Activities:
**1)** In the passage on physician bias, what term do physicians usually use in place of "bias"?
**2)** Set down the passage on physician bias verbatim, from "Different doctors respond" to "-- is honored.".

This has been addressed elsewhere:
  • A woman wants an abortion but her doctor is morally opposed to the procedure.
Different doctors respond differently to this scenario, but clearly the physician's bias is the major determinant of whether or not the patient's choice -- legal, and hers to make according to standard medical practice -- is honored.

Patients make bad decisions ("wrong choices") all the time. They decide they're sick enough to need an ER, but medical personnel disagree with them, so they wait until others who are correct in their assessments of how sick they are can be cared for first. Much of the time, we as physicians can agree that one given patient decision is better than another, or even that some are "wrong." On the other hand, that agreement is far from universal; witness the abortion "choice" above.

In addition, there are plenty of other clinical scenarios where we can agree there is no clear cut "best" choice: surgery or radiation for prostate cancer? Beating heart CABG or cardioplegia? Immediate surgical repair or casting for Achilles tendon rupture? In cases where the evidence is not yet complete (or where a doctor is unaware of, or chooses to ignore the evidence) physicians have their biases, often very strong ones. Certain urologists truly believe in their hands, prostatectomy is better than radiation. Some orthopedists will never operate on an Achilles tendon; others insist it's the only way to go, and so on. This is where "physician bias" comes into play. We usually call it "experience" instead of "bias" because we often feel we have a rational basis for the decision (let the patient process the cancer experience before going through major reconstructive surgery, per Sid) but all we've done is legitimize our bias. I'm not saying there's anything wrong with it, but it is still a bias.

I have a friend who needed a valve replaced in her heart. The research she did was exhaustive: hospitals; doctors; complication rates; techniques. As medically sophisticated as she was, how did she -- or anyone, really -- have the expertise to choose between multiple tertiary care centers and different surgeons each telling her his approach was best? Here's what I told her: If there were one clearly superior procedure, it would be the only one. The more different people there are telling you different things, the less it matters; your chances of doing well are good whatever you choose.

How are patients supposed to figure all this stuff out?

Dataset excerpts:
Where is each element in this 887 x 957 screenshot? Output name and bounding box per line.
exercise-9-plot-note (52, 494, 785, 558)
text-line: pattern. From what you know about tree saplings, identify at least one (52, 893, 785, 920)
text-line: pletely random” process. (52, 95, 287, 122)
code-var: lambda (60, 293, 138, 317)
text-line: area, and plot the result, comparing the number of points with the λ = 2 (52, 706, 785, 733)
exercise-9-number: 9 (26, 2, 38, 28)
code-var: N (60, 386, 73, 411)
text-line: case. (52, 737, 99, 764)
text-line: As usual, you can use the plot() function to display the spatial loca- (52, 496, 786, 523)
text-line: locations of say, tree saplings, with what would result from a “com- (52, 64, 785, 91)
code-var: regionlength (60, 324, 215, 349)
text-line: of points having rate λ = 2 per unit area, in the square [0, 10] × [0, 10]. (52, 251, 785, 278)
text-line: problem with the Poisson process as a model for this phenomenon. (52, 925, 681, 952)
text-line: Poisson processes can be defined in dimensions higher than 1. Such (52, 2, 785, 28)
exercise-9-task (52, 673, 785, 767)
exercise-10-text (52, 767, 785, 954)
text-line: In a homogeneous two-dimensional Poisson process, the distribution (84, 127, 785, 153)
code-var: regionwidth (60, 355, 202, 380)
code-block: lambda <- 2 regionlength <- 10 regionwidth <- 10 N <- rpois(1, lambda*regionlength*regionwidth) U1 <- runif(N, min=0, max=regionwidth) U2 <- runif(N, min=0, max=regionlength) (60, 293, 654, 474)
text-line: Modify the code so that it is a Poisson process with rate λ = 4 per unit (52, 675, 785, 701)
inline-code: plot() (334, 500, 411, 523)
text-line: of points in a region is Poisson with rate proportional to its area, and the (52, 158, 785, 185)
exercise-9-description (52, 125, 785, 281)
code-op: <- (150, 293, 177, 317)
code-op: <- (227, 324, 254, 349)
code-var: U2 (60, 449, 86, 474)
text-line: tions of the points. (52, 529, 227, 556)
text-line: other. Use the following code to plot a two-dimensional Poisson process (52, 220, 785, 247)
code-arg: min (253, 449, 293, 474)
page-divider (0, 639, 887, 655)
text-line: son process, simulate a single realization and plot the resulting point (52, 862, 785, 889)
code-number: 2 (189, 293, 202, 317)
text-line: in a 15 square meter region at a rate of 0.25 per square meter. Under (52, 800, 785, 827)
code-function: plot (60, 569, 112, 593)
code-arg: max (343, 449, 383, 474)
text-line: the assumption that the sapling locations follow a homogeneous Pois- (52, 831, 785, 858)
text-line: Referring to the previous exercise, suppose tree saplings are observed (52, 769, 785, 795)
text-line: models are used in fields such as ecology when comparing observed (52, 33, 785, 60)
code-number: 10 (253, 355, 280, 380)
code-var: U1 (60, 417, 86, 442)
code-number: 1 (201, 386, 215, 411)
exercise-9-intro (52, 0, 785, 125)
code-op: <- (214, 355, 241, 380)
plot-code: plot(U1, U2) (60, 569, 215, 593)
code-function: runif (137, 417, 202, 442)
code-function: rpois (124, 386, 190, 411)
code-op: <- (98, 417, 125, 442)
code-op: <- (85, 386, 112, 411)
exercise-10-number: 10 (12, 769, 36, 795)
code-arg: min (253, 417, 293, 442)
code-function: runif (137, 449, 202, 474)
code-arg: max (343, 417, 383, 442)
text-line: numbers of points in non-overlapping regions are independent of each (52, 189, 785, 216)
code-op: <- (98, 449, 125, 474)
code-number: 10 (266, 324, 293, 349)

Answer list:
**1)** They usually call it "experience."

**2)**
Different doctors respond differently to this scenario, but clearly the physician's bias is the major determinant of whether or not the patient's choice -- legal, and hers to make according to standard medical practice -- is honored.